**Passage provided**
Reflecting on the Baton Rouge bus boycotts 70 years later
Racial tensions had been boiling in Baton Rouge long before June 15, 1953, but on that sultry day in Jim Crow’s South, one woman’s small rebellion would spill over into an oft-forgotten, but crucial moment in the burgeoning civil rights movement. Not that it had been planned that way. Martha White, a Black housekeeper traveling home via the city’s public bus system, hadn’t intended to spark a multi-day bus boycott when, tired from a long day’s work on her feet, she sat down at the front of the bus’s whites-only section—the only place where sitting was even possible. No model yet existed for such an act. After all, Rosa Parks wouldn’t cause a stir in Montgomery, Alabama, for two more years, though she had likely seen Baton Rouge in national headlines, as had a certain young preacher named Martin Luther King, Jr., who would soon meet with Baton Rouge leaders during the run-up to his groundbreaking 1955 Montgomery bus boycotts.

**Data provided**
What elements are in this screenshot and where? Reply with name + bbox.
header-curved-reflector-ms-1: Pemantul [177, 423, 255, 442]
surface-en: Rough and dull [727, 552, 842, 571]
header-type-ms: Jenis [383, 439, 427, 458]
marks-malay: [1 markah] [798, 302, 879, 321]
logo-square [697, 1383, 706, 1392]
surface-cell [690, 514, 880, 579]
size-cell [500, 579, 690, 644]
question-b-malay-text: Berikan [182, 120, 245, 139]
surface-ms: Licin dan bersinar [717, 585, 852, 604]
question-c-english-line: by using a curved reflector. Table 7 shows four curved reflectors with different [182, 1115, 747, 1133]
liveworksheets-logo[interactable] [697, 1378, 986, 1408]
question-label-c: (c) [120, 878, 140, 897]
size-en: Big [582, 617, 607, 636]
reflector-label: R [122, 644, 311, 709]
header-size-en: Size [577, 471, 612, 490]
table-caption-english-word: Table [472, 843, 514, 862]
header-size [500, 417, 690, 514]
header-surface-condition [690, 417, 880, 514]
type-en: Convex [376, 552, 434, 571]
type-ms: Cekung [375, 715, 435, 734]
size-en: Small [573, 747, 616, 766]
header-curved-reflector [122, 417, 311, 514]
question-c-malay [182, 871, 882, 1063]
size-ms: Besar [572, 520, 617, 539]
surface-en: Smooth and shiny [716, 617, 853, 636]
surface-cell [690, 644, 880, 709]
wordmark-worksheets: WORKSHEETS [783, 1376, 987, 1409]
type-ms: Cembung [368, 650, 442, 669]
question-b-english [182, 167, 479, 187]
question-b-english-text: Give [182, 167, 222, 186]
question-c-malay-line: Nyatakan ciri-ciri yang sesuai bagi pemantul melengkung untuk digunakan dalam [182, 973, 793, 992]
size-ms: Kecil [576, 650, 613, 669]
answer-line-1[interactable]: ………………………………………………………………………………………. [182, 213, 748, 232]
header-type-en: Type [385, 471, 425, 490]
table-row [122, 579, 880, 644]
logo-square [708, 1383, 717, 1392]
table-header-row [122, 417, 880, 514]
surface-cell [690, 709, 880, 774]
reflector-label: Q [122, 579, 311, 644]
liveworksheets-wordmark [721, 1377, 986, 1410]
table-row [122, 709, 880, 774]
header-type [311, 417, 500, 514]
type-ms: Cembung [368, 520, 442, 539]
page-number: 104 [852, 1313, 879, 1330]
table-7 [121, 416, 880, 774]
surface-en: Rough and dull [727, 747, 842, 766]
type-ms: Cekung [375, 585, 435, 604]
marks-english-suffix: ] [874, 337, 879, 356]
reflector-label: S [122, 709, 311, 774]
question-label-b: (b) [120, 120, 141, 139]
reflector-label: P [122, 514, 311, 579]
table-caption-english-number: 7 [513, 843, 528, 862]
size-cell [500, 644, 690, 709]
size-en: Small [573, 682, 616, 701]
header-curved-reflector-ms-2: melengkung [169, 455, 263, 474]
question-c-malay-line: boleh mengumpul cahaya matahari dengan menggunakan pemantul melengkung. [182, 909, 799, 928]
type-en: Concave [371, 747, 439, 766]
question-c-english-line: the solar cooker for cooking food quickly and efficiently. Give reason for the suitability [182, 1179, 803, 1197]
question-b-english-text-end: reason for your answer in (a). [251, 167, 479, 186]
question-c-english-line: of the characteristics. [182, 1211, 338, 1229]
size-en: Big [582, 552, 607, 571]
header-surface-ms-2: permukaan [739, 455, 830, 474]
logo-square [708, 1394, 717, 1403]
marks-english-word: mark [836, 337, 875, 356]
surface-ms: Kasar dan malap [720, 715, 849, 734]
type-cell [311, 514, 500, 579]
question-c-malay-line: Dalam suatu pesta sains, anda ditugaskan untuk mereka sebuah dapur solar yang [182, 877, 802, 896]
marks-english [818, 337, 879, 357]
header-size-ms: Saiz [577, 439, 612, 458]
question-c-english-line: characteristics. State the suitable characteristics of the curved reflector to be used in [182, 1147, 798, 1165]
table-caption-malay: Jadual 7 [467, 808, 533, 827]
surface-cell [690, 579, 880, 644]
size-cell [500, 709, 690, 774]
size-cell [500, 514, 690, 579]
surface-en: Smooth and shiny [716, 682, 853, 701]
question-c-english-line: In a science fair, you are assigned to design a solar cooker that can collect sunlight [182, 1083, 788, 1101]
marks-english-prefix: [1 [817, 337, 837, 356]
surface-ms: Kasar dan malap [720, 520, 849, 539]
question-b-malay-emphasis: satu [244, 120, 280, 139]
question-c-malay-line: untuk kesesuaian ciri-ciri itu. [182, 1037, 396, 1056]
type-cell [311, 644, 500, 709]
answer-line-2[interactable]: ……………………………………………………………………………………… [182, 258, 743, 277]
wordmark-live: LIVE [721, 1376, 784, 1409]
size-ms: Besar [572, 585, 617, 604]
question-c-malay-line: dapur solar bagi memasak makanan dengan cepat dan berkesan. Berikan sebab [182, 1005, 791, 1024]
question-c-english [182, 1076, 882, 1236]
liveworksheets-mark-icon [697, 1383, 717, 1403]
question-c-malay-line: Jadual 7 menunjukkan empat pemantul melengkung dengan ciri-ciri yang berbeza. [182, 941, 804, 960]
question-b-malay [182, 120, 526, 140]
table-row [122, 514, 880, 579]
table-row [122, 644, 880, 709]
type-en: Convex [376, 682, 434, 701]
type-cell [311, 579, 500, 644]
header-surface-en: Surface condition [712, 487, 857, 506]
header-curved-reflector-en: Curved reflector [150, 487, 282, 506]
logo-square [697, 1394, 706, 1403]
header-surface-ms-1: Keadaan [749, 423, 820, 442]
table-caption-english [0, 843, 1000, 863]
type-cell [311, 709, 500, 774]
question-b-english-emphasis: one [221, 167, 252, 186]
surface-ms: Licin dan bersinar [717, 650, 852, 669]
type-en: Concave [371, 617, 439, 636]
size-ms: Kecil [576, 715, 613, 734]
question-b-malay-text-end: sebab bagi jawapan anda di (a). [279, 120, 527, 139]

**Set of tasks**
**1.** In the passage on the Baton Rouge bus boycotts, on what date did Martha White sit in the whites-only section of the bus?
**2.** Name each person the passage on the Baton Rouge bus boycotts identifies by full name.

**Answers to the exercise**
**1.** June 15, 1953

**2.** Martha White, Rosa Parks, Martin Luther King, Jr.